--- Records supplied ---

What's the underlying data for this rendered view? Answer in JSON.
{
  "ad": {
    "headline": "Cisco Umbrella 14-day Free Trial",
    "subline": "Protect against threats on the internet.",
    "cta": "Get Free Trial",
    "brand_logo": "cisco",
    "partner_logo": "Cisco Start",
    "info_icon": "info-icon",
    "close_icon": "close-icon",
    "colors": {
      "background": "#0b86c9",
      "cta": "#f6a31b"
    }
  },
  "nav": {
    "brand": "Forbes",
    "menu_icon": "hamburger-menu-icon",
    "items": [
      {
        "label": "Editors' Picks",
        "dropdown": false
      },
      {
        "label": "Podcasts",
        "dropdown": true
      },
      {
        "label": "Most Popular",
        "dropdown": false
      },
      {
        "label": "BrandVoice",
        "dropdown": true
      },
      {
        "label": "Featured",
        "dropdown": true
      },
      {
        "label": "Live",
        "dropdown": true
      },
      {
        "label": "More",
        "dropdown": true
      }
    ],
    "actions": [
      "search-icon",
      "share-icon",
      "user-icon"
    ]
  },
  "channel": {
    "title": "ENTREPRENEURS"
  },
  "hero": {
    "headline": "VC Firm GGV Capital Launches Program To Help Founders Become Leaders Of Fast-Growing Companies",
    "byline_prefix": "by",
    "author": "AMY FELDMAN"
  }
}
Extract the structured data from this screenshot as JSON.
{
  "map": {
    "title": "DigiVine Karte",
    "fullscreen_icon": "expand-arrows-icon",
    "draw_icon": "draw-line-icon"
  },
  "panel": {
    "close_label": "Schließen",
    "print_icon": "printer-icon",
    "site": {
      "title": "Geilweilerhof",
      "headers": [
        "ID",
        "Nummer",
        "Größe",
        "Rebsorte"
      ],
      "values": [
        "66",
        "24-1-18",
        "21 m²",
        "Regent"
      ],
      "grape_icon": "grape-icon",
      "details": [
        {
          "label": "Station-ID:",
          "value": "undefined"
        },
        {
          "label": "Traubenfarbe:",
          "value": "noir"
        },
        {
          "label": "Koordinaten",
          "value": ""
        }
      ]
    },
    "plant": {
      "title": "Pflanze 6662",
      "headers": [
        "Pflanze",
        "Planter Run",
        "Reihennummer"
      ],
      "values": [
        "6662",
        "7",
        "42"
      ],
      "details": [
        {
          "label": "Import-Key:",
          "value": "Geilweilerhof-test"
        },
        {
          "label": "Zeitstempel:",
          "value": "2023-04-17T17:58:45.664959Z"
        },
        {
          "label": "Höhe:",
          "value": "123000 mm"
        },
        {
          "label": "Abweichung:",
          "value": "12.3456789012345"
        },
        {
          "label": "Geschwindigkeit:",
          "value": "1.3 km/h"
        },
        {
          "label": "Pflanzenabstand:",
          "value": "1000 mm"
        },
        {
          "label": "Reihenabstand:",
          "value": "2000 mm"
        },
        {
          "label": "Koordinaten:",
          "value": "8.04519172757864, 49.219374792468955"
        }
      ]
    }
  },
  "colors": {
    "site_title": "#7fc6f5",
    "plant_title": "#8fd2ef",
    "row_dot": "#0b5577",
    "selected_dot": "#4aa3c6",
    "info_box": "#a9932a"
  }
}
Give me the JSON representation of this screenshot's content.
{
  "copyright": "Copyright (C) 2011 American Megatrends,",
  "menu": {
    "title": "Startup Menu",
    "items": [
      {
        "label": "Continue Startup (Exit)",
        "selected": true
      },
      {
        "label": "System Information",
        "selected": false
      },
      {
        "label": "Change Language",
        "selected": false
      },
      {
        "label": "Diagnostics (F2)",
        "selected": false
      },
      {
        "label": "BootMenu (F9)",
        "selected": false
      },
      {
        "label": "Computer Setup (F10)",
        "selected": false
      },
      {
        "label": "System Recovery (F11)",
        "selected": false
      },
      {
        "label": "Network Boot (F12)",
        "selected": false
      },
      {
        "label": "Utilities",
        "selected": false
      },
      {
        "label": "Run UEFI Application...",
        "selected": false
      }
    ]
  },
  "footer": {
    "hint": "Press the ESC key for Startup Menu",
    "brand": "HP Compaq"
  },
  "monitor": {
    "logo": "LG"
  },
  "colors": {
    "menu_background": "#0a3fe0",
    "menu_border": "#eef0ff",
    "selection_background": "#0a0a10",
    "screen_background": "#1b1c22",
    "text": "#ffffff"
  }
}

---

### Exercise
Without changing a word, restate the whole listing.

### The solution
What's the underlying data for this rendered view? Answer in JSON.
{
  "ad": {
    "headline": "Cisco Umbrella 14-day Free Trial",
    "subline": "Protect against threats on the internet.",
    "cta": "Get Free Trial",
    "brand_logo": "cisco",
    "partner_logo": "Cisco Start",
    "info_icon": "info-icon",
    "close_icon": "close-icon",
    "colors": {
      "background": "#0b86c9",
      "cta": "#f6a31b"
    }
  },
  "nav": {
    "brand": "Forbes",
    "menu_icon": "hamburger-menu-icon",
    "items": [
      {
        "label": "Editors' Picks",
        "dropdown": false
      },
      {
        "label": "Podcasts",
        "dropdown": true
      },
      {
        "label": "Most Popular",
        "dropdown": false
      },
      {
        "label": "BrandVoice",
        "dropdown": true
      },
      {
        "label": "Featured",
        "dropdown": true
      },
      {
        "label": "Live",
        "dropdown": true
      },
      {
        "label": "More",
        "dropdown": true
      }
    ],
    "actions": [
      "search-icon",
      "share-icon",
      "user-icon"
    ]
  },
  "channel": {
    "title": "ENTREPRENEURS"
  },
  "hero": {
    "headline": "VC Firm GGV Capital Launches Program To Help Founders Become Leaders Of Fast-Growing Companies",
    "byline_prefix": "by",
    "author": "AMY FELDMAN"
  }
}
Extract the structured data from this screenshot as JSON.
{
  "map": {
    "title": "DigiVine Karte",
    "fullscreen_icon": "expand-arrows-icon",
    "draw_icon": "draw-line-icon"
  },
  "panel": {
    "close_label": "Schließen",
    "print_icon": "printer-icon",
    "site": {
      "title": "Geilweilerhof",
      "headers": [
        "ID",
        "Nummer",
        "Größe",
        "Rebsorte"
      ],
      "values": [
        "66",
        "24-1-18",
        "21 m²",
        "Regent"
      ],
      "grape_icon": "grape-icon",
      "details": [
        {
          "label": "Station-ID:",
          "value": "undefined"
        },
        {
          "label": "Traubenfarbe:",
          "value": "noir"
        },
        {
          "label": "Koordinaten",
          "value": ""
        }
      ]
    },
    "plant": {
      "title": "Pflanze 6662",
      "headers": [
        "Pflanze",
        "Planter Run",
        "Reihennummer"
      ],
      "values": [
        "6662",
        "7",
        "42"
      ],
      "details": [
        {
          "label": "Import-Key:",
          "value": "Geilweilerhof-test"
        },
        {
          "label": "Zeitstempel:",
          "value": "2023-04-17T17:58:45.664959Z"
        },
        {
          "label": "Höhe:",
          "value": "123000 mm"
        },
        {
          "label": "Abweichung:",
          "value": "12.3456789012345"
        },
        {
          "label": "Geschwindigkeit:",
          "value": "1.3 km/h"
        },
        {
          "label": "Pflanzenabstand:",
          "value": "1000 mm"
        },
        {
          "label": "Reihenabstand:",
          "value": "2000 mm"
        },
        {
          "label": "Koordinaten:",
          "value": "8.04519172757864, 49.219374792468955"
        }
      ]
    }
  },
  "colors": {
    "site_title": "#7fc6f5",
    "plant_title": "#8fd2ef",
    "row_dot": "#0b5577",
    "selected_dot": "#4aa3c6",
    "info_box": "#a9932a"
  }
}
Give me the JSON representation of this screenshot's content.
{
  "copyright": "Copyright (C) 2011 American Megatrends,",
  "menu": {
    "title": "Startup Menu",
    "items": [
      {
        "label": "Continue Startup (Exit)",
        "selected": true
      },
      {
        "label": "System Information",
        "selected": false
      },
      {
        "label": "Change Language",
        "selected": false
      },
      {
        "label": "Diagnostics (F2)",
        "selected": false
      },
      {
        "label": "BootMenu (F9)",
        "selected": false
      },
      {
        "label": "Computer Setup (F10)",
        "selected": false
      },
      {
        "label": "System Recovery (F11)",
        "selected": false
      },
      {
        "label": "Network Boot (F12)",
        "selected": false
      },
      {
        "label": "Utilities",
        "selected": false
      },
      {
        "label": "Run UEFI Application...",
        "selected": false
      }
    ]
  },
  "footer": {
    "hint": "Press the ESC key for Startup Menu",
    "brand": "HP Compaq"
  },
  "monitor": {
    "logo": "LG"
  },
  "colors": {
    "menu_background": "#0a3fe0",
    "menu_border": "#eef0ff",
    "selection_background": "#0a0a10",
    "screen_background": "#1b1c22",
    "text": "#ffffff"
  }
}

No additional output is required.